__Aim__
Track down every line below that holds "postal" and copy it.
>> Begin Information given
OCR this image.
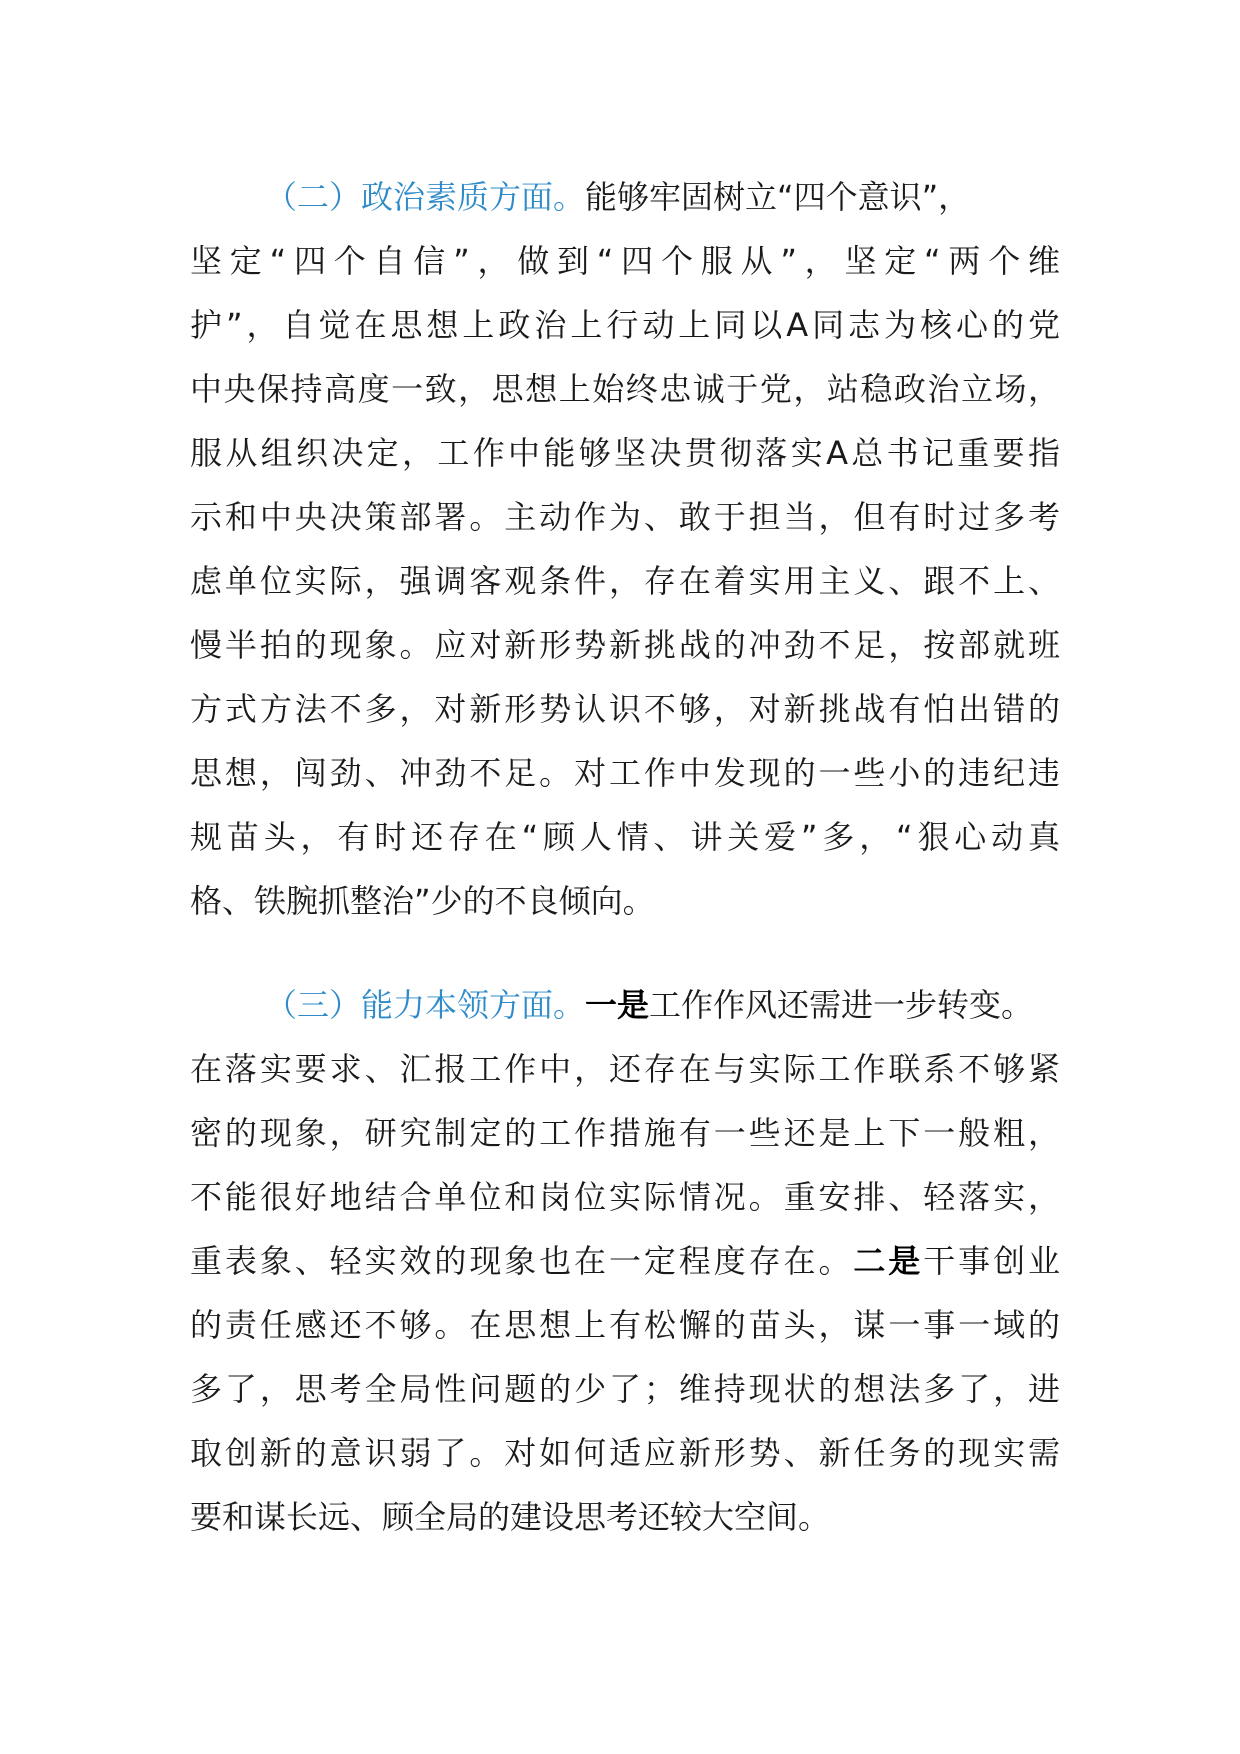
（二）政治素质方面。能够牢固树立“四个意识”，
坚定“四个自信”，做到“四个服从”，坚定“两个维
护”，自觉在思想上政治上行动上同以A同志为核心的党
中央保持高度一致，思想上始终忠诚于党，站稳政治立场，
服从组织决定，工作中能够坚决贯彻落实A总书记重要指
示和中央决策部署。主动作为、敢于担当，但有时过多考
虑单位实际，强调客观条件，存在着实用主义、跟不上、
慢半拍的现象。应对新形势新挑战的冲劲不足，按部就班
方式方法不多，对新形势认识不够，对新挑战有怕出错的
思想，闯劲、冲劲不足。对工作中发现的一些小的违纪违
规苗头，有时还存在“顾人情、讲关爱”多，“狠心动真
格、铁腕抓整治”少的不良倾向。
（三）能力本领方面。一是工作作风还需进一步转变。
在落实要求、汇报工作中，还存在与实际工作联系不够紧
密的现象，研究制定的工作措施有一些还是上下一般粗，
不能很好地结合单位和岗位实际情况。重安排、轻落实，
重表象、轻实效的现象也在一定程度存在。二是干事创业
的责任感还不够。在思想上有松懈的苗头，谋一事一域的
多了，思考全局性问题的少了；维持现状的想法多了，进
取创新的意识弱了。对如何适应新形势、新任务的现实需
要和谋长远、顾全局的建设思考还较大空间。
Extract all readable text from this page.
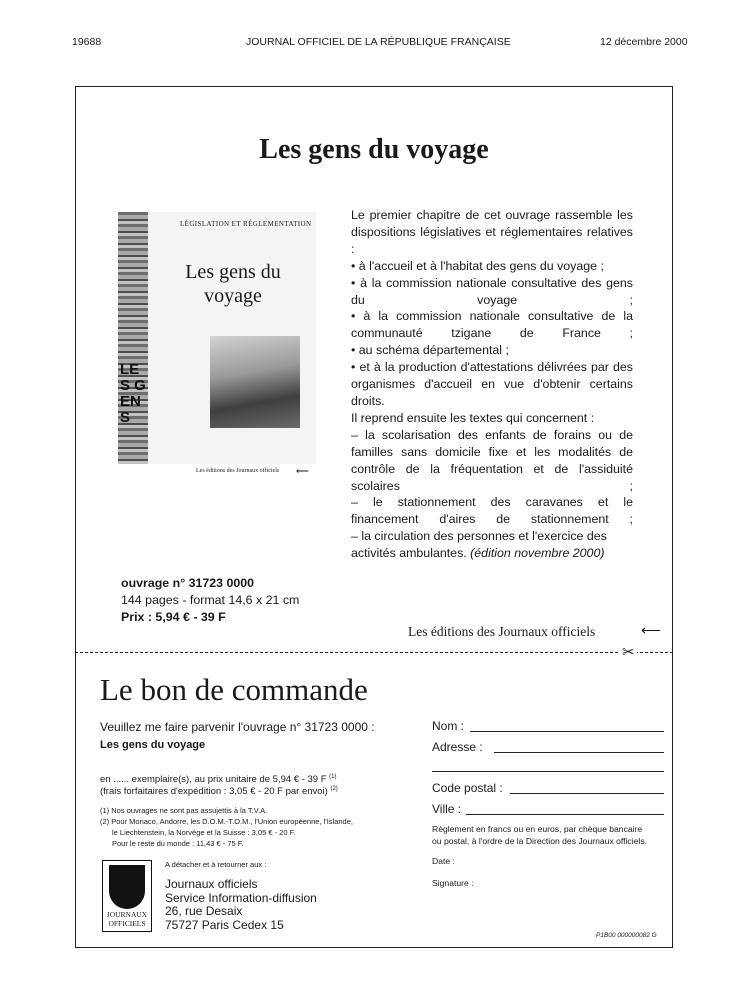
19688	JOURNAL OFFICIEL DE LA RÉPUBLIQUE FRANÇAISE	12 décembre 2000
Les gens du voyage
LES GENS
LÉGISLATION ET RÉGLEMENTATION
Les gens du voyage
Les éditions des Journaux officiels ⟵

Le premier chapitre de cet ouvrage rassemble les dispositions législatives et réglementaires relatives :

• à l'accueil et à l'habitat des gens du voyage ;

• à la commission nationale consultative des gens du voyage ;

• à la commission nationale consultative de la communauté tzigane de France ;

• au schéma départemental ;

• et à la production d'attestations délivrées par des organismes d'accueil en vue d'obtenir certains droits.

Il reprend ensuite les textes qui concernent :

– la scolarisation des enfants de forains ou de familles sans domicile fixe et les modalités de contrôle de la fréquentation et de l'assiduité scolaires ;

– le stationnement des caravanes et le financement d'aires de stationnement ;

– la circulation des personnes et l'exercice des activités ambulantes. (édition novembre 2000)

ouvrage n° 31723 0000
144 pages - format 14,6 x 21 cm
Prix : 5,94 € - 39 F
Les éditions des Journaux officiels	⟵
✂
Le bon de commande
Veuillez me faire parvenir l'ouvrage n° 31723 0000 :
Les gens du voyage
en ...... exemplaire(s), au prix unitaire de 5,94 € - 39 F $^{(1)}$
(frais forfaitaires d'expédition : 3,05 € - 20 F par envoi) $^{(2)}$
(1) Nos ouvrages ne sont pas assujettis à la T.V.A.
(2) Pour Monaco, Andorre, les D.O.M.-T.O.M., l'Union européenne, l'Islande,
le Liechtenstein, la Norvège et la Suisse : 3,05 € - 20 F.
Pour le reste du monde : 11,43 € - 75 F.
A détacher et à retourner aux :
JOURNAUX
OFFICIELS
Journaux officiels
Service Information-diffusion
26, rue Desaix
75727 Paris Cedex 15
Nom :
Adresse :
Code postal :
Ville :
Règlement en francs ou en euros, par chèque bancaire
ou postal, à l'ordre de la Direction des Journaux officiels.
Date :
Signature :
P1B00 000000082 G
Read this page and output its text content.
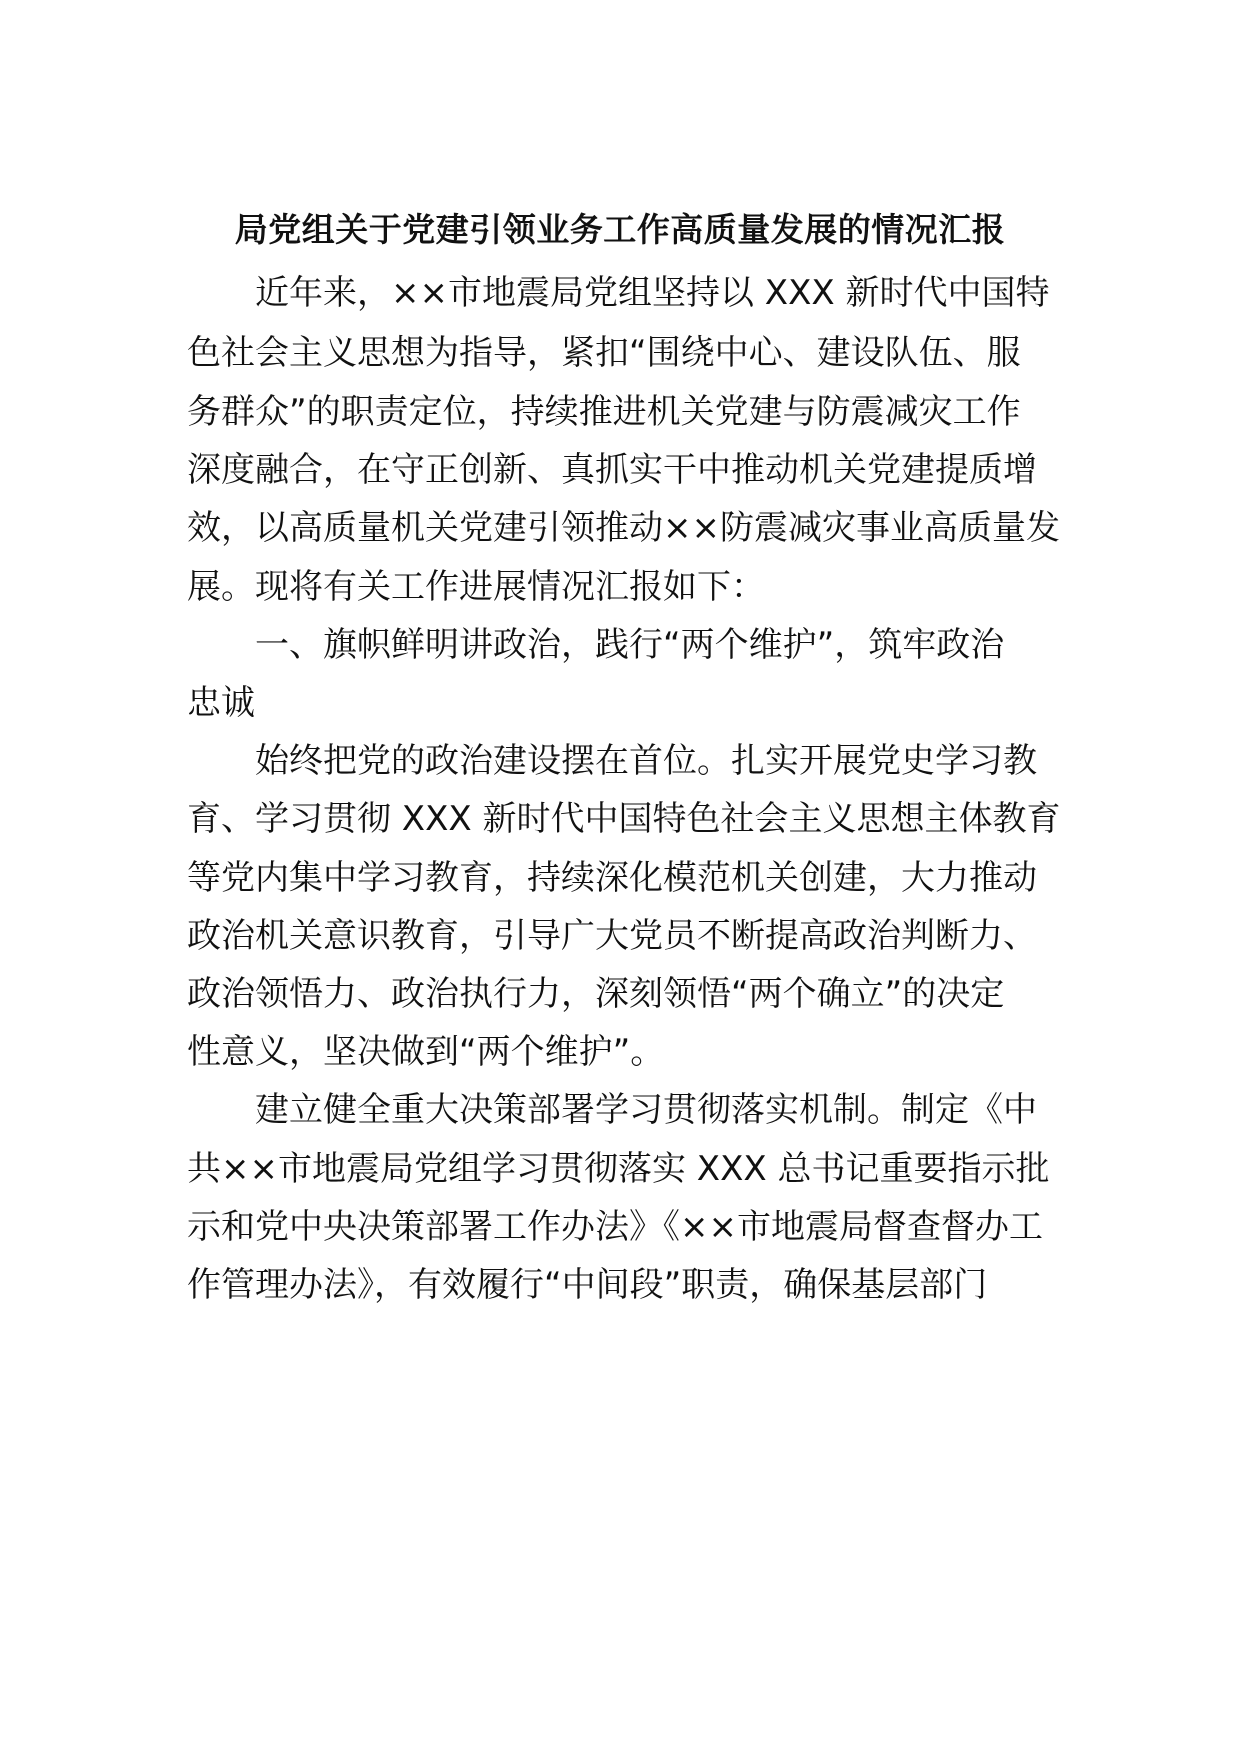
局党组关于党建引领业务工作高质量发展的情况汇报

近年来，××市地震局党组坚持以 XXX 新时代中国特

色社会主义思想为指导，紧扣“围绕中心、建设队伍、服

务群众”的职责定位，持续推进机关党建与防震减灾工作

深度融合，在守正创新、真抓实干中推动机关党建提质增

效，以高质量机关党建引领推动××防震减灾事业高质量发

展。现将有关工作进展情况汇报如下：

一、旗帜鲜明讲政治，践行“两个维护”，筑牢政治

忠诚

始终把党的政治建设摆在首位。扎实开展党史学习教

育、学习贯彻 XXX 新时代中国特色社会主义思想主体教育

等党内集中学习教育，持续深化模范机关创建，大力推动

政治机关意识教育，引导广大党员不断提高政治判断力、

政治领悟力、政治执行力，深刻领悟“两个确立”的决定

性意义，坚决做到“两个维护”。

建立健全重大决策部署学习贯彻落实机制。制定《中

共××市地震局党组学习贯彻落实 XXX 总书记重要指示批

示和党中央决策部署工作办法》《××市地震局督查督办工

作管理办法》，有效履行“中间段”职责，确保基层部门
>> End Information given
__Solution for this exercise__
Code postal :
ou postal, à l'ordre de la Direction des Journaux officiels.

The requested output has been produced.